Reproduce all entries word for word.
──────── PROVIDED RECORDS ────────
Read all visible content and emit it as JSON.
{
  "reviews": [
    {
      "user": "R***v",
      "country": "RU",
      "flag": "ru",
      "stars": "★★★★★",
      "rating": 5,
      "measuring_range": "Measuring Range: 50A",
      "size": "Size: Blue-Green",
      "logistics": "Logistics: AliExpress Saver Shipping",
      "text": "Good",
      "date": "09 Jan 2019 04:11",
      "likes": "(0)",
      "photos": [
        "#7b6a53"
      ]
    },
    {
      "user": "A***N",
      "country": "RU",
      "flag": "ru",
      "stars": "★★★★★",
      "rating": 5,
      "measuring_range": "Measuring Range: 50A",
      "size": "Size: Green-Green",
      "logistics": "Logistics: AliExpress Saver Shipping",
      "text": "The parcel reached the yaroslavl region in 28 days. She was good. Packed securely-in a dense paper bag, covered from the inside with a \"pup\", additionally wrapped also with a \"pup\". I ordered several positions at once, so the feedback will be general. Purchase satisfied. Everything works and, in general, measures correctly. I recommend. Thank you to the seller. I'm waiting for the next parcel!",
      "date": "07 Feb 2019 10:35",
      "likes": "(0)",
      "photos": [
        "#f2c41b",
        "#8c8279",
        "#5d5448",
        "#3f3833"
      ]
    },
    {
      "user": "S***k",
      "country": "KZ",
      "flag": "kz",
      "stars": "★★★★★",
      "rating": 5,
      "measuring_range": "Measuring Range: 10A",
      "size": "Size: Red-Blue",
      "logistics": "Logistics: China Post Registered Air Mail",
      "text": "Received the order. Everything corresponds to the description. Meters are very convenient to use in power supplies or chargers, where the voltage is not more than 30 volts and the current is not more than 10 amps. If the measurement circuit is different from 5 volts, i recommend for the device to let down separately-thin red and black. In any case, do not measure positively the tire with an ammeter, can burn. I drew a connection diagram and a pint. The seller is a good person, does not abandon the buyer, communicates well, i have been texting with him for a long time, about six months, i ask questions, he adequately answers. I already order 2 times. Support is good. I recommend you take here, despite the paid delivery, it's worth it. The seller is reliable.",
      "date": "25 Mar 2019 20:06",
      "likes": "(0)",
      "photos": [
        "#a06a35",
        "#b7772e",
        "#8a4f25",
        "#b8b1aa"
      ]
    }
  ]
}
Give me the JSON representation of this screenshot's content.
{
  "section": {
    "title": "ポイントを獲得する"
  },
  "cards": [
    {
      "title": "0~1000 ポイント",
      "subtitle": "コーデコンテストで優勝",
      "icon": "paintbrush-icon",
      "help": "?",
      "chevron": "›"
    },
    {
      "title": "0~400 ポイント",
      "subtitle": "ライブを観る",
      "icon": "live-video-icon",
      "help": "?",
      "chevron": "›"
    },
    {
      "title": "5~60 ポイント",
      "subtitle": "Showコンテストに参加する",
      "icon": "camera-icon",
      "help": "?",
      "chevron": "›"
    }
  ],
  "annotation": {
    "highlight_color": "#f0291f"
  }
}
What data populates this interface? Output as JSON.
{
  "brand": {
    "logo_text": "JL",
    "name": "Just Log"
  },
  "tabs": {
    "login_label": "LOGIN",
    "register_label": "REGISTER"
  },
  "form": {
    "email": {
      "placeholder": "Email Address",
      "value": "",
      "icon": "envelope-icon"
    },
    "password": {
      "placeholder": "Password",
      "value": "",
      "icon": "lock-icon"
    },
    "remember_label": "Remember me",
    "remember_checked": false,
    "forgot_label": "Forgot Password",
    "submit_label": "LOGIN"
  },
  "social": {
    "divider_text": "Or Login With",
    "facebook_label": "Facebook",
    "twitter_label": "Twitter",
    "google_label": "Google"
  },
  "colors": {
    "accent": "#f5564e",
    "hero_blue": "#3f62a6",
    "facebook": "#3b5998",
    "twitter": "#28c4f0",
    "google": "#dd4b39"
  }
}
────────
> **OUTPUT OF THE EXERCISE**
Read all visible content and emit it as JSON.
{
  "reviews": [
    {
      "user": "R***v",
      "country": "RU",
      "flag": "ru",
      "stars": "★★★★★",
      "rating": 5,
      "measuring_range": "Measuring Range: 50A",
      "size": "Size: Blue-Green",
      "logistics": "Logistics: AliExpress Saver Shipping",
      "text": "Good",
      "date": "09 Jan 2019 04:11",
      "likes": "(0)",
      "photos": [
        "#7b6a53"
      ]
    },
    {
      "user": "A***N",
      "country": "RU",
      "flag": "ru",
      "stars": "★★★★★",
      "rating": 5,
      "measuring_range": "Measuring Range: 50A",
      "size": "Size: Green-Green",
      "logistics": "Logistics: AliExpress Saver Shipping",
      "text": "The parcel reached the yaroslavl region in 28 days. She was good. Packed securely-in a dense paper bag, covered from the inside with a \"pup\", additionally wrapped also with a \"pup\". I ordered several positions at once, so the feedback will be general. Purchase satisfied. Everything works and, in general, measures correctly. I recommend. Thank you to the seller. I'm waiting for the next parcel!",
      "date": "07 Feb 2019 10:35",
      "likes": "(0)",
      "photos": [
        "#f2c41b",
        "#8c8279",
        "#5d5448",
        "#3f3833"
      ]
    },
    {
      "user": "S***k",
      "country": "KZ",
      "flag": "kz",
      "stars": "★★★★★",
      "rating": 5,
      "measuring_range": "Measuring Range: 10A",
      "size": "Size: Red-Blue",
      "logistics": "Logistics: China Post Registered Air Mail",
      "text": "Received the order. Everything corresponds to the description. Meters are very convenient to use in power supplies or chargers, where the voltage is not more than 30 volts and the current is not more than 10 amps. If the measurement circuit is different from 5 volts, i recommend for the device to let down separately-thin red and black. In any case, do not measure positively the tire with an ammeter, can burn. I drew a connection diagram and a pint. The seller is a good person, does not abandon the buyer, communicates well, i have been texting with him for a long time, about six months, i ask questions, he adequately answers. I already order 2 times. Support is good. I recommend you take here, despite the paid delivery, it's worth it. The seller is reliable.",
      "date": "25 Mar 2019 20:06",
      "likes": "(0)",
      "photos": [
        "#a06a35",
        "#b7772e",
        "#8a4f25",
        "#b8b1aa"
      ]
    }
  ]
}
Give me the JSON representation of this screenshot's content.
{
  "section": {
    "title": "ポイントを獲得する"
  },
  "cards": [
    {
      "title": "0~1000 ポイント",
      "subtitle": "コーデコンテストで優勝",
      "icon": "paintbrush-icon",
      "help": "?",
      "chevron": "›"
    },
    {
      "title": "0~400 ポイント",
      "subtitle": "ライブを観る",
      "icon": "live-video-icon",
      "help": "?",
      "chevron": "›"
    },
    {
      "title": "5~60 ポイント",
      "subtitle": "Showコンテストに参加する",
      "icon": "camera-icon",
      "help": "?",
      "chevron": "›"
    }
  ],
  "annotation": {
    "highlight_color": "#f0291f"
  }
}
What data populates this interface? Output as JSON.
{
  "brand": {
    "logo_text": "JL",
    "name": "Just Log"
  },
  "tabs": {
    "login_label": "LOGIN",
    "register_label": "REGISTER"
  },
  "form": {
    "email": {
      "placeholder": "Email Address",
      "value": "",
      "icon": "envelope-icon"
    },
    "password": {
      "placeholder": "Password",
      "value": "",
      "icon": "lock-icon"
    },
    "remember_label": "Remember me",
    "remember_checked": false,
    "forgot_label": "Forgot Password",
    "submit_label": "LOGIN"
  },
  "social": {
    "divider_text": "Or Login With",
    "facebook_label": "Facebook",
    "twitter_label": "Twitter",
    "google_label": "Google"
  },
  "colors": {
    "accent": "#f5564e",
    "hero_blue": "#3f62a6",
    "facebook": "#3b5998",
    "twitter": "#28c4f0",
    "google": "#dd4b39"
  }
}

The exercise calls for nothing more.